→ **Problem description**
Review the lines that follow and copy each one that contains the word "Dette".
— Start of Given records —
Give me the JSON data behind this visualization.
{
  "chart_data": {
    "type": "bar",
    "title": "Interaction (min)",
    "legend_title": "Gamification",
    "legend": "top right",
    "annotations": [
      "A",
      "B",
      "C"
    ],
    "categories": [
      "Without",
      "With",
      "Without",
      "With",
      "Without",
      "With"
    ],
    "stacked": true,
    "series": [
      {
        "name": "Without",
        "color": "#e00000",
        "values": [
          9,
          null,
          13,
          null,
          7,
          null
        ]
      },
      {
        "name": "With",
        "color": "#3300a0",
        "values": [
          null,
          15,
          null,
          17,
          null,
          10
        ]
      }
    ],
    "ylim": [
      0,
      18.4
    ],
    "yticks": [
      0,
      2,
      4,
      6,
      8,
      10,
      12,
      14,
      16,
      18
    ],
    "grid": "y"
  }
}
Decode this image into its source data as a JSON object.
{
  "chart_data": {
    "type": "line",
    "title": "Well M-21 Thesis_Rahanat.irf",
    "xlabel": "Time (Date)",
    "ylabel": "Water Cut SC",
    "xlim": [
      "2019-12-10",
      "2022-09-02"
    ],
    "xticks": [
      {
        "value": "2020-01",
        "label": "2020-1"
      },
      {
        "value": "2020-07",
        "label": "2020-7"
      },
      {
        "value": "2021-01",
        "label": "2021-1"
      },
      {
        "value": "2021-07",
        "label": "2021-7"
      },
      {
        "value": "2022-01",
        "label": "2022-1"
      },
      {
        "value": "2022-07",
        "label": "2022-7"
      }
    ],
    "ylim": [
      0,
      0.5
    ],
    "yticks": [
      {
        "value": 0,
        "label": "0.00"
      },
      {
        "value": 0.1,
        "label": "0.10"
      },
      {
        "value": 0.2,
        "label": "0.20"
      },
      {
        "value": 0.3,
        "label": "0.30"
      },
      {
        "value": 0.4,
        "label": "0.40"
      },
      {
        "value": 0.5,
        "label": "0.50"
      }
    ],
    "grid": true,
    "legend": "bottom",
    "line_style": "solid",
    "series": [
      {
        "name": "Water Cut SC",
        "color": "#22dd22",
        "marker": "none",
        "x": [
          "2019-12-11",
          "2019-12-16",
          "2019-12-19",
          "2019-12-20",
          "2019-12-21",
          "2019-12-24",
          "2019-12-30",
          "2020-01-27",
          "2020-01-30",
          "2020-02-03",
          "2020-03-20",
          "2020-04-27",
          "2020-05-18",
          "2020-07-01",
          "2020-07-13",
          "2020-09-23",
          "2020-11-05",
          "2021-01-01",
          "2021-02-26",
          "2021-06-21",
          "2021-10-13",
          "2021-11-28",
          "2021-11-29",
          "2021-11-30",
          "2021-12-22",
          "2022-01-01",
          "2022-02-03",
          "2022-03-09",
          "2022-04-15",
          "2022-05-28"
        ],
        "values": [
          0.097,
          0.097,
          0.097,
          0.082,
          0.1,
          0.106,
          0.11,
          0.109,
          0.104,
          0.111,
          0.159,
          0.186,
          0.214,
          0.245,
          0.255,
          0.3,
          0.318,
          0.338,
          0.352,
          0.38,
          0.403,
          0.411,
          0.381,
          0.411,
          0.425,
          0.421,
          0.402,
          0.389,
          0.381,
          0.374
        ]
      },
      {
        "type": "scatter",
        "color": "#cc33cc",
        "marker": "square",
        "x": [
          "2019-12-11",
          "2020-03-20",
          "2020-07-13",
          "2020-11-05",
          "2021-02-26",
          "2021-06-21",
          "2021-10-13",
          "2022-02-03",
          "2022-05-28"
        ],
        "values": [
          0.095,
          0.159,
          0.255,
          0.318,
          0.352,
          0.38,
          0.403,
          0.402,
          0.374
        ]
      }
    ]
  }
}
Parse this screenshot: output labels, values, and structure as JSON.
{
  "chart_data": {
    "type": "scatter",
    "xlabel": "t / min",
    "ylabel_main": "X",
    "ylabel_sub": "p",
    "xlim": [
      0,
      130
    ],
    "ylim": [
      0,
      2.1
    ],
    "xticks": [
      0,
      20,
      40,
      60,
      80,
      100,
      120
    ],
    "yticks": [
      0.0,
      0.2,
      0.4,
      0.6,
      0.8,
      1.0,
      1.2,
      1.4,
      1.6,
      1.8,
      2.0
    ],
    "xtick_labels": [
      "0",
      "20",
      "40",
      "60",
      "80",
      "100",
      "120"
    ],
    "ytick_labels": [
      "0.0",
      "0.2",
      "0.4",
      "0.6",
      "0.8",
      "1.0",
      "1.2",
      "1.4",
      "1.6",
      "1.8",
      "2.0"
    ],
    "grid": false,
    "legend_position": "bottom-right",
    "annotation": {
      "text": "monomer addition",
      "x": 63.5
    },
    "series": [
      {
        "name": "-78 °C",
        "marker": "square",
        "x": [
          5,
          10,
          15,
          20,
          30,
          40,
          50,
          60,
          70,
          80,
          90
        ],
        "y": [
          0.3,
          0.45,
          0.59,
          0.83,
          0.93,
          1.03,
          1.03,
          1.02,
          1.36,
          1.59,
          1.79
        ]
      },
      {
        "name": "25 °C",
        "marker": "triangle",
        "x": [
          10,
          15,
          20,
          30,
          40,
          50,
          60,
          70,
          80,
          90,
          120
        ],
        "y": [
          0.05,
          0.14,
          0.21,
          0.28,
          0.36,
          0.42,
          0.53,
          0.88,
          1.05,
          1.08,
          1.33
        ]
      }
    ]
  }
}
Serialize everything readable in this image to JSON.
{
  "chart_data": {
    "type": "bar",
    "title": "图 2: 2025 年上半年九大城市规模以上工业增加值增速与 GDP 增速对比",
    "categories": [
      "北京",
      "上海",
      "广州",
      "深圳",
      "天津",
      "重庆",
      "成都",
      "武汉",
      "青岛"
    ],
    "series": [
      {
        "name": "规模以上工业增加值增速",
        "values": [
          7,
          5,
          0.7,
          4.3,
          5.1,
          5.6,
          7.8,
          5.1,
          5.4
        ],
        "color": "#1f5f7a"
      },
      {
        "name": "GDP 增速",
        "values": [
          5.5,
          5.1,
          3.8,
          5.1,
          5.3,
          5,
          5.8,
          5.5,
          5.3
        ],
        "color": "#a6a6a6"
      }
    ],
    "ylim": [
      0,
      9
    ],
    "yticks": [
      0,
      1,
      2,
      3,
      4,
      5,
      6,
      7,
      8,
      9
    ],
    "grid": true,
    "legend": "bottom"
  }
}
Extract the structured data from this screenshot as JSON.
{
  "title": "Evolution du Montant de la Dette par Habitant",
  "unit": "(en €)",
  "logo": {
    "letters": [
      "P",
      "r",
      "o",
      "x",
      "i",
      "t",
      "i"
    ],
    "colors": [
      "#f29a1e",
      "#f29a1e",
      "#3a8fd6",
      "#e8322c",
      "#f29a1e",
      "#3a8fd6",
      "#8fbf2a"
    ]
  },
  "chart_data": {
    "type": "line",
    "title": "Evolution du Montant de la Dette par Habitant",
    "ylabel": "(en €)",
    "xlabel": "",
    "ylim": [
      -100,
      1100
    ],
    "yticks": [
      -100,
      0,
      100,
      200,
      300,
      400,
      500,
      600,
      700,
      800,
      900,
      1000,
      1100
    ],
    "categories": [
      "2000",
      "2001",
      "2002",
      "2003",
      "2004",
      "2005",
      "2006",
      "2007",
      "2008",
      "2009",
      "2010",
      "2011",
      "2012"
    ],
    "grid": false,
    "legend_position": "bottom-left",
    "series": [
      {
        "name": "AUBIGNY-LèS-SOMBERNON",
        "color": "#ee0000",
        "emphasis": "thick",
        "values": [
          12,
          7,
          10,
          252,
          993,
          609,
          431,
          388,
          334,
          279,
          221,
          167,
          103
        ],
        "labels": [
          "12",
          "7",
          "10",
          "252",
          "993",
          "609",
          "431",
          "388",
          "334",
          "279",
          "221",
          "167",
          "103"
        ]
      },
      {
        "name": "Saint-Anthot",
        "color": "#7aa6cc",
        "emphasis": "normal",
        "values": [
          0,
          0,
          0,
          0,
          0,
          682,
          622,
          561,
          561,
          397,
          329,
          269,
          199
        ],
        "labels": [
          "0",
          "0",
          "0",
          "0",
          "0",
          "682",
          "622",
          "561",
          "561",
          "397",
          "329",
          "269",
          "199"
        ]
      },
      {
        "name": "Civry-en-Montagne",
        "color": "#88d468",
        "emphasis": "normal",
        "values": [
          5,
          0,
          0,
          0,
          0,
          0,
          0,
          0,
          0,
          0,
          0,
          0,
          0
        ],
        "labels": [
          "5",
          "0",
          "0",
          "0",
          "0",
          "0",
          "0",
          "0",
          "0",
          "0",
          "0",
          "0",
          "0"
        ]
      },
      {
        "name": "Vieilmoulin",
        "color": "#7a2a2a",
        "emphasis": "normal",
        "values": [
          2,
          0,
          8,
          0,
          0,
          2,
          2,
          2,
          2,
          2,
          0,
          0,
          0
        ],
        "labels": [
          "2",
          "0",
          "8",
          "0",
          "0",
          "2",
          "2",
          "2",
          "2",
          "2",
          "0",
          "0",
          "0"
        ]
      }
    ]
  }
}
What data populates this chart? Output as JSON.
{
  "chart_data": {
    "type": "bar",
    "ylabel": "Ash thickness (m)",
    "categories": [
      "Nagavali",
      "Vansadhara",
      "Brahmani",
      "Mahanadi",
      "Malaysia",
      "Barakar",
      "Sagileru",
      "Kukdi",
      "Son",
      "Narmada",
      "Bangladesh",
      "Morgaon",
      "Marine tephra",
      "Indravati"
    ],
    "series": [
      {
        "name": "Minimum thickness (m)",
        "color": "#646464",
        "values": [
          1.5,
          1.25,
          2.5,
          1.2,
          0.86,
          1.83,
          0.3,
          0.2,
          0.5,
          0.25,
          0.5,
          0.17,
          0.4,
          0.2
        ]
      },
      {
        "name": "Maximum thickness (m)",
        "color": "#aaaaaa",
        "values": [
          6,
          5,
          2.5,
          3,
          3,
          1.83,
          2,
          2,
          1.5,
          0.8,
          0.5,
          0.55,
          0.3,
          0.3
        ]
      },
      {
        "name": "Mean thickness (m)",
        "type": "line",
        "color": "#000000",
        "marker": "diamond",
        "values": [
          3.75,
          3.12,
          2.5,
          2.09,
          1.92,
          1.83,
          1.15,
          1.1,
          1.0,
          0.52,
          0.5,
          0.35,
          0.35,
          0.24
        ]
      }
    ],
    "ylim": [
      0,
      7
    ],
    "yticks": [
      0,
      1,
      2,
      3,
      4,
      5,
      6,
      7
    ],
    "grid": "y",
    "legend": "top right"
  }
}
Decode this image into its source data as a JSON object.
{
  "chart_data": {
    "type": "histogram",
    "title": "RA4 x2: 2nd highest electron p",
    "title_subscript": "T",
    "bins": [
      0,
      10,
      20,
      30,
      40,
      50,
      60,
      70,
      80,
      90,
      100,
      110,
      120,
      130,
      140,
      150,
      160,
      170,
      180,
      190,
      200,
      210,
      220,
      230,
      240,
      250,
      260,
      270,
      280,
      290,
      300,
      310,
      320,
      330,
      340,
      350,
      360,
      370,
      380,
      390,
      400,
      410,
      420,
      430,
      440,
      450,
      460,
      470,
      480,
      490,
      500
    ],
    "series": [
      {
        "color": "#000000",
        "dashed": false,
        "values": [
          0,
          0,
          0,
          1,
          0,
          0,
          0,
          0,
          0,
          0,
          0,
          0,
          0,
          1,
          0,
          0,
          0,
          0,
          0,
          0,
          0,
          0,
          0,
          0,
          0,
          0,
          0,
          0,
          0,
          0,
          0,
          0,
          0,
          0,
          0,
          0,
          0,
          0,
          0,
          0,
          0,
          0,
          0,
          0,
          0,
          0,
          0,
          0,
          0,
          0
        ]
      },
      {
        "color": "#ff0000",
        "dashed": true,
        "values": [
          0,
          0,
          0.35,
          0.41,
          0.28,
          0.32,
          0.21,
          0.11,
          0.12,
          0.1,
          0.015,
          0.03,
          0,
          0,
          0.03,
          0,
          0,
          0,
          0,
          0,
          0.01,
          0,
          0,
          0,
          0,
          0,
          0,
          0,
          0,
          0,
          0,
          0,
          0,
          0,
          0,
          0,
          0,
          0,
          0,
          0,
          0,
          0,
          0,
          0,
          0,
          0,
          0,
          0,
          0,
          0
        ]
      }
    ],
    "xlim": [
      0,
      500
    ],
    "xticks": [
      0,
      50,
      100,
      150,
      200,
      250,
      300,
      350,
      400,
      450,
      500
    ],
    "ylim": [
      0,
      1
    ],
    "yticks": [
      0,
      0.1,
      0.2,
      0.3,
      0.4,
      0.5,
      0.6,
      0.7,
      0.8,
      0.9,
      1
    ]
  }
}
— End of Given records —
→ **The completed task**
  "title": "Evolution du Montant de la Dette par Habitant",
    "title": "Evolution du Montant de la Dette par Habitant",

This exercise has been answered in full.